[Extracted data entries]
::::::

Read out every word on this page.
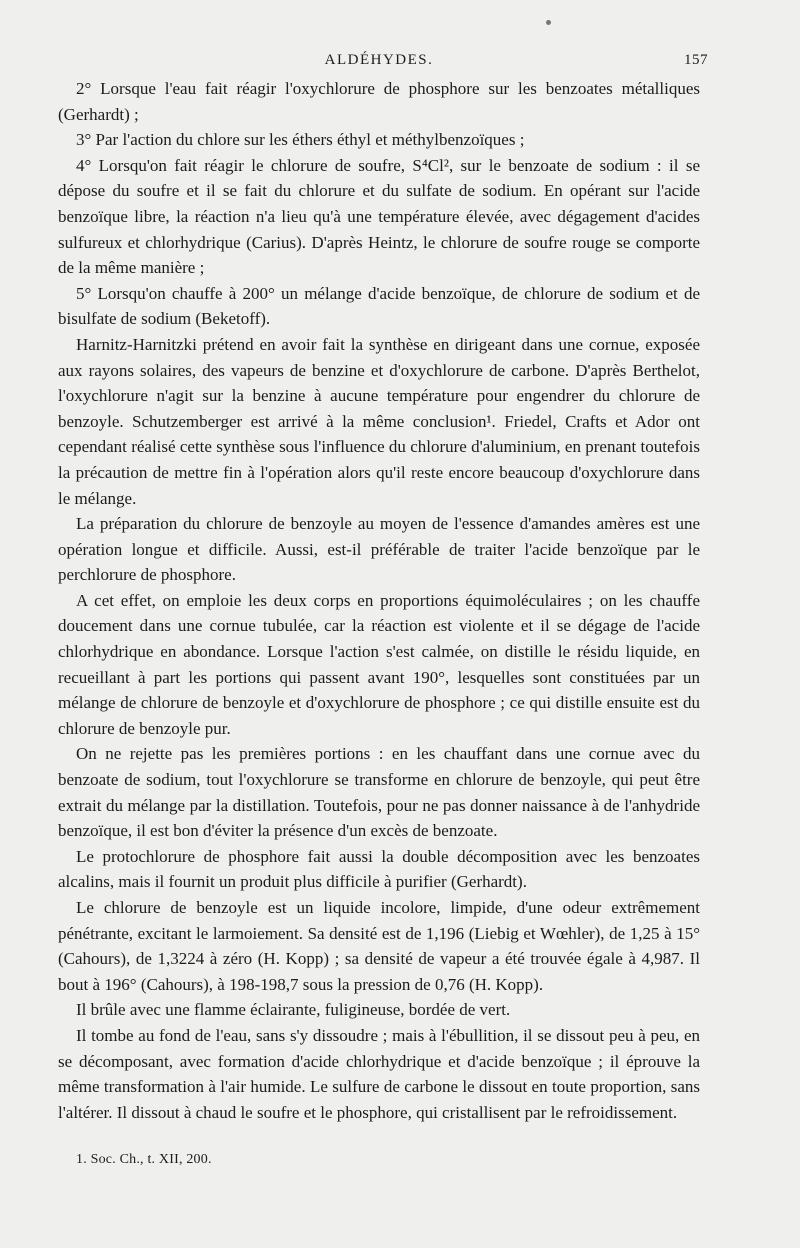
ALDÉHYDES.	157

2° Lorsque l'eau fait réagir l'oxychlorure de phosphore sur les benzoates métalliques (Gerhardt) ;

3° Par l'action du chlore sur les éthers éthyl et méthylbenzoïques ;

4° Lorsqu'on fait réagir le chlorure de soufre, S⁴Cl², sur le benzoate de sodium : il se dépose du soufre et il se fait du chlorure et du sulfate de sodium. En opérant sur l'acide benzoïque libre, la réaction n'a lieu qu'à une température élevée, avec dégagement d'acides sulfureux et chlorhydrique (Carius). D'après Heintz, le chlorure de soufre rouge se comporte de la même manière ;

5° Lorsqu'on chauffe à 200° un mélange d'acide benzoïque, de chlorure de sodium et de bisulfate de sodium (Beketoff).

Harnitz-Harnitzki prétend en avoir fait la synthèse en dirigeant dans une cornue, exposée aux rayons solaires, des vapeurs de benzine et d'oxychlorure de carbone. D'après Berthelot, l'oxychlorure n'agit sur la benzine à aucune température pour engendrer du chlorure de benzoyle. Schutzemberger est arrivé à la même conclusion¹. Friedel, Crafts et Ador ont cependant réalisé cette synthèse sous l'influence du chlorure d'aluminium, en prenant toutefois la précaution de mettre fin à l'opération alors qu'il reste encore beaucoup d'oxychlorure dans le mélange.

La préparation du chlorure de benzoyle au moyen de l'essence d'amandes amères est une opération longue et difficile. Aussi, est-il préférable de traiter l'acide benzoïque par le perchlorure de phosphore.

A cet effet, on emploie les deux corps en proportions équimoléculaires ; on les chauffe doucement dans une cornue tubulée, car la réaction est violente et il se dégage de l'acide chlorhydrique en abondance. Lorsque l'action s'est calmée, on distille le résidu liquide, en recueillant à part les portions qui passent avant 190°, lesquelles sont constituées par un mélange de chlorure de benzoyle et d'oxychlorure de phosphore ; ce qui distille ensuite est du chlorure de benzoyle pur.

On ne rejette pas les premières portions : en les chauffant dans une cornue avec du benzoate de sodium, tout l'oxychlorure se transforme en chlorure de benzoyle, qui peut être extrait du mélange par la distillation. Toutefois, pour ne pas donner naissance à de l'anhydride benzoïque, il est bon d'éviter la présence d'un excès de benzoate.

Le protochlorure de phosphore fait aussi la double décomposition avec les benzoates alcalins, mais il fournit un produit plus difficile à purifier (Gerhardt).

Le chlorure de benzoyle est un liquide incolore, limpide, d'une odeur extrêmement pénétrante, excitant le larmoiement. Sa densité est de 1,196 (Liebig et Wœhler), de 1,25 à 15° (Cahours), de 1,3224 à zéro (H. Kopp) ; sa densité de vapeur a été trouvée égale à 4,987. Il bout à 196° (Cahours), à 198-198,7 sous la pression de 0,76 (H. Kopp).

Il brûle avec une flamme éclairante, fuligineuse, bordée de vert.

Il tombe au fond de l'eau, sans s'y dissoudre ; mais à l'ébullition, il se dissout peu à peu, en se décomposant, avec formation d'acide chlorhydrique et d'acide benzoïque ; il éprouve la même transformation à l'air humide. Le sulfure de carbone le dissout en toute proportion, sans l'altérer. Il dissout à chaud le soufre et le phosphore, qui cristallisent par le refroidissement.

1. Soc. Ch., t. XII, 200.
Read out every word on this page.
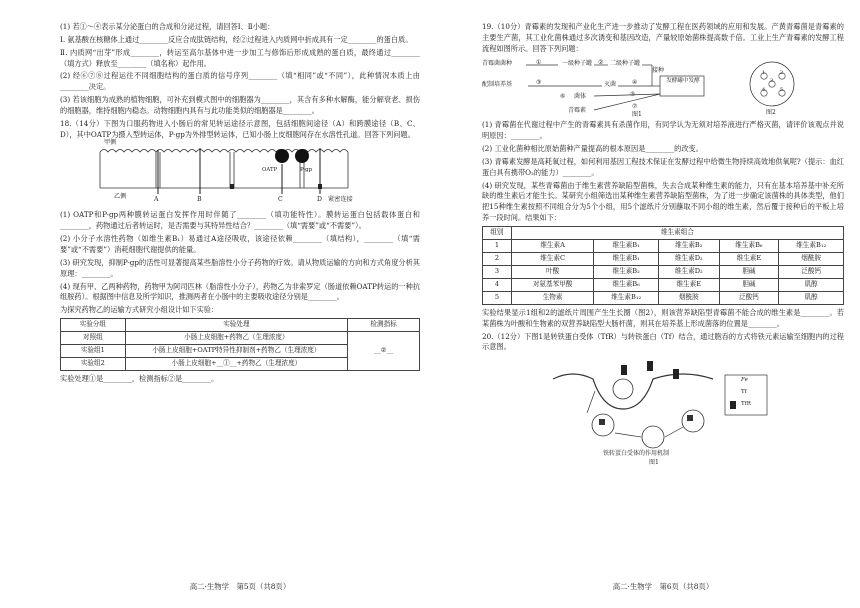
(1) 若①～④表示某分泌蛋白的合成和分泌过程，请回答Ⅰ、Ⅱ小题：

Ⅰ. 氨基酸在核糖体上通过________反应合成肽链结构，经②过程进入内质网中折成具有一定________的蛋白质。

Ⅱ. 内质网“出芽”形成________，转运至高尔基体中进一步加工与修饰后形成成熟的蛋白质，最终通过________（填方式）释放至________（填名称）起作用。

(2) 经⑥⑦⑧过程运往不同细胞结构的蛋白质的信号序列________（填“相同”或“不同”），此种情况本质上由________决定。

(3) 若该细胞为成熟的植物细胞，可补充到模式图中的细胞器为________，其含有多种水解酶，能分解衰老、损伤的细胞器，维持细胞内稳态。动物细胞内具有与此功能类似的细胞器是________。

18.（14分）下图为口服药物进入小肠后的常见转运途径示意图，包括细胞间途径（A）和跨膜途径（B、C、D），其中OATP为摄入型转运体，P-gp为外排型转运体，已知小肠上皮细胞间存在水溶性孔道。回答下列问题。

甲侧
乙侧	A	B	C	D
OATP	P-gp
紧密连接

(1) OATP和P-gp两种膜转运蛋白发挥作用时伴随了________（填功能特性）。膜转运蛋白包括载体蛋白和________，药物通过后者转运时，是否需要与其特异性结合？________（填“需要”或“不需要”）。

(2) 小分子水溶性药物（如维生素B₁）易通过A途径吸收，该途径依赖________（填结构），________（填“需要”或“不需要”）消耗细胞代谢提供的能量。

(3) 研究发现，抑制P-gp的活性可显著提高某些脂溶性小分子药物的疗效。请从物质运输的方向和方式角度分析其原理：________。

(4) 现有甲、乙两种药物，药物甲为阿司匹林（脂溶性小分子），药物乙为非索罗定（肠道依赖OATP转运的一种抗组胺药）。根据图中信息及所学知识，推测两者在小肠中的主要吸收途径分别是________。

为探究药物乙的运输方式研究小组设计如下实验：

实验分组	实验处理	检测指标
对照组	小肠上皮细胞+药物乙（生理浓度）	__②__
实验组1	小肠上皮细胞+OATP特异性抑制剂+药物乙（生理浓度）	
实验组2	小肠上皮细胞+__①__+药物乙（生理浓度）	

实验处理①是________，检测指标②是________。

高二·生物学　第5页（共8页）

19.（10分）青霉素的发现和产业化生产进一步推动了发酵工程在医药领域的应用和发展。产黄青霉菌是青霉素的主要生产菌，其工业化菌株通过多次诱变和基因改造，产量较原始菌株提高数千倍。工业上生产青霉素的发酵工程流程如图所示。回答下列问题：

青霉菌菌种	①	一级种子罐 ② 二级种子罐
接种
配制培养基	③	灭菌	④	发酵罐中发酵
⑤
菌体
⑥
⑦
青霉素
图1
1	2
3
4	5
图2

(1) 青霉菌在代谢过程中产生的青霉素具有杀菌作用，有同学认为无须对培养液进行严格灭菌，请评价该观点并说明原因：________。

(2) 工业化菌种相比原始菌种产量提高的根本原因是________的改变。

(3) 青霉素发酵是高耗氧过程，如何利用基因工程技术保证在发酵过程中给微生物持续高效地供氧呢?（提示：血红蛋白具有携带O₂的能力）________。

(4) 研究发现，某些青霉菌由于维生素营养缺陷型菌株，失去合成某种维生素的能力，只有在基本培养基中补充所缺的维生素后才能生长。某研究小组筛选出某种维生素营养缺陷型菌株，为了进一步确定该菌株的具体类型，他们把15种维生素按照不同组合分为5个小组，用5个滤纸片分别蘸取不同小组的维生素，然后覆于接种后的平板上培养一段时间。结果如下：

组别	维生素组合				
1	维生素A	维生素B₁	维生素B₂	维生素B₆	维生素B₁₂
2	维生素C	维生素B₁	维生素D₂	维生素E	烟酰胺
3	叶酸	维生素B₂	维生素D₂	胆碱	泛酸钙
4	对氨基苯甲酸	维生素B₆	维生素E	胆碱	肌醇
5	生物素	维生素B₁₂	烟酰胺	泛酸钙	肌醇

实验结果显示1组和2的滤纸片周围产生生长圈（图2），则该营养缺陷型青霉菌不能合成的维生素是________。若某菌株为叶酸和生物素的双营养缺陷型大肠杆菌，则其在培养基上形成菌落的位置是________。

20.（12分）下图1是转铁蛋白受体（TfR）与转铁蛋白（Tf）结合，通过胞吞的方式将铁元素运输至细胞内的过程示意图。

Fe
Tf
TfR
铁转蛋白受体的作用机制
图1
高二·生物学　第6页（共8页）
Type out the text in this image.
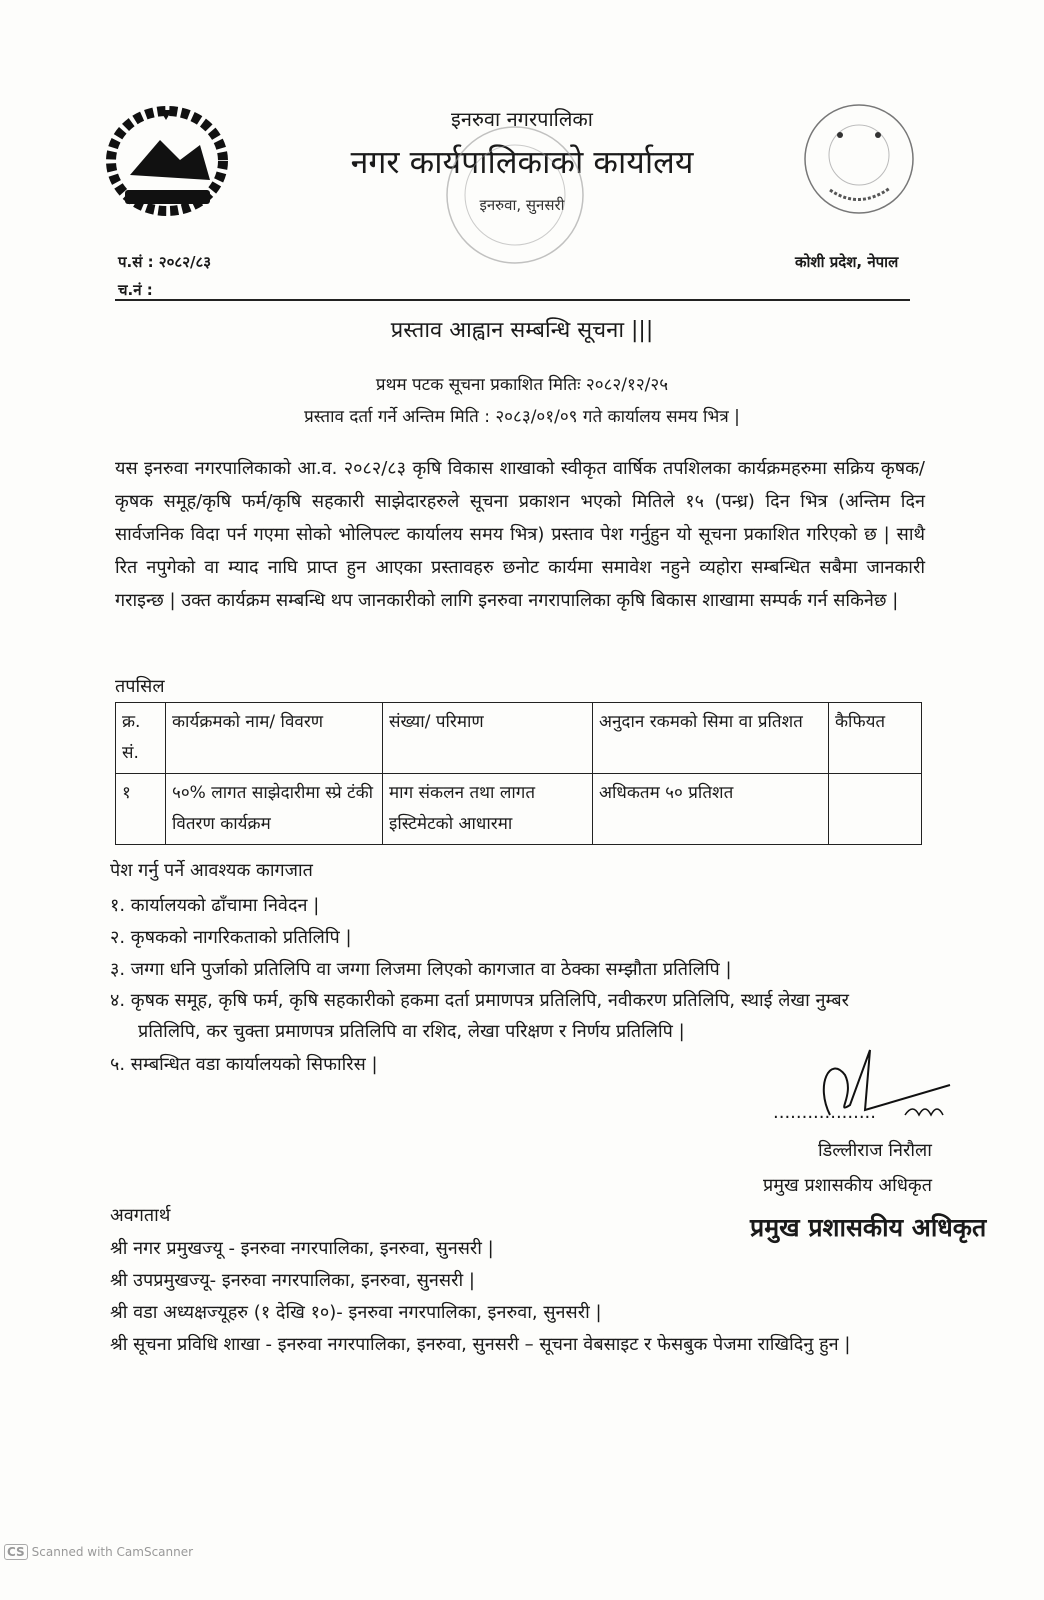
इनरुवा नगरपालिका
नगर कार्यपालिकाको कार्यालय
इनरुवा, सुनसरी
प.सं : २०८२/८३
च.नं :
कोशी प्रदेश, नेपाल
प्रस्ताव आह्वान सम्बन्धि सूचना |||
प्रथम पटक सूचना प्रकाशित मितिः २०८२/१२/२५
प्रस्ताव दर्ता गर्ने अन्तिम मिति : २०८३/०१/०९ गते कार्यालय समय भित्र |
यस इनरुवा नगरपालिकाको आ.व. २०८२/८३ कृषि विकास शाखाको स्वीकृत वार्षिक तपशिलका कार्यक्रमहरुमा सक्रिय कृषक/कृषक समूह/कृषि फर्म/कृषि सहकारी साझेदारहरुले सूचना प्रकाशन भएको मितिले १५ (पन्ध्र) दिन भित्र (अन्तिम दिन सार्वजनिक विदा पर्न गएमा सोको भोलिपल्ट कार्यालय समय भित्र) प्रस्ताव पेश गर्नुहुन यो सूचना प्रकाशित गरिएको छ | साथै रित नपुगेको वा म्याद नाघि प्राप्त हुन आएका प्रस्तावहरु छनोट कार्यमा समावेश नहुने व्यहोरा सम्बन्धित सबैमा जानकारी गराइन्छ | उक्त कार्यक्रम सम्बन्धि थप जानकारीको लागि इनरुवा नगरापालिका कृषि बिकास शाखामा सम्पर्क गर्न सकिनेछ |
तपसिल
क्र. सं.	कार्यक्रमको नाम/ विवरण	संख्या/ परिमाण	अनुदान रकमको सिमा वा प्रतिशत	कैफियत
१	५०% लागत साझेदारीमा स्प्रे टंकी वितरण कार्यक्रम	माग संकलन तथा लागत इस्टिमेटको आधारमा	अधिकतम ५० प्रतिशत	
पेश गर्नु पर्ने आवश्यक कागजात
१. कार्यालयको ढाँचामा निवेदन |
२. कृषकको नागरिकताको प्रतिलिपि |
३. जग्गा धनि पुर्जाको प्रतिलिपि वा जग्गा लिजमा लिएको कागजात वा ठेक्का सम्झौता प्रतिलिपि |
४. कृषक समूह, कृषि फर्म, कृषि सहकारीको हकमा दर्ता प्रमाणपत्र प्रतिलिपि, नवीकरण प्रतिलिपि, स्थाई लेखा नुम्बर
प्रतिलिपि, कर चुक्ता प्रमाणपत्र प्रतिलिपि वा रशिद, लेखा परिक्षण र निर्णय प्रतिलिपि |
५. सम्बन्धित वडा कार्यालयको सिफारिस |
..................
डिल्लीराज निरौला
प्रमुख प्रशासकीय अधिकृत
प्रमुख प्रशासकीय अधिकृत
अवगतार्थ
श्री नगर प्रमुखज्यू - इनरुवा नगरपालिका, इनरुवा, सुनसरी |
श्री उपप्रमुखज्यू- इनरुवा नगरपालिका, इनरुवा, सुनसरी |
श्री वडा अध्यक्षज्यूहरु (१ देखि १०)- इनरुवा नगरपालिका, इनरुवा, सुनसरी |
श्री सूचना प्रविधि शाखा - इनरुवा नगरपालिका, इनरुवा, सुनसरी – सूचना वेबसाइट र फेसबुक पेजमा राखिदिनु हुन |
CS Scanned with CamScanner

::::::

- [Aim of the task] Write down every line of the data above that includes the string "pour".

- [Answer below]
Harnitz-Harnitzki prétend en avoir fait la synthèse en dirigeant dans une cornue, exposée aux rayons solaires, des vapeurs de benzine et d'oxychlorure de carbone. D'après Berthelot, l'oxychlorure n'agit sur la benzine à aucune température pour engendrer du chlorure de benzoyle. Schutzemberger est arrivé à la même conclusion¹. Friedel, Crafts et Ador ont cependant réalisé cette synthèse sous l'influence du chlorure d'aluminium, en prenant toutefois la précaution de mettre fin à l'opération alors qu'il reste encore beaucoup d'oxychlorure dans le mélange.
On ne rejette pas les premières portions : en les chauffant dans une cornue avec du benzoate de sodium, tout l'oxychlorure se transforme en chlorure de benzoyle, qui peut être extrait du mélange par la distillation. Toutefois, pour ne pas donner naissance à de l'anhydride benzoïque, il est bon d'éviter la présence d'un excès de benzoate.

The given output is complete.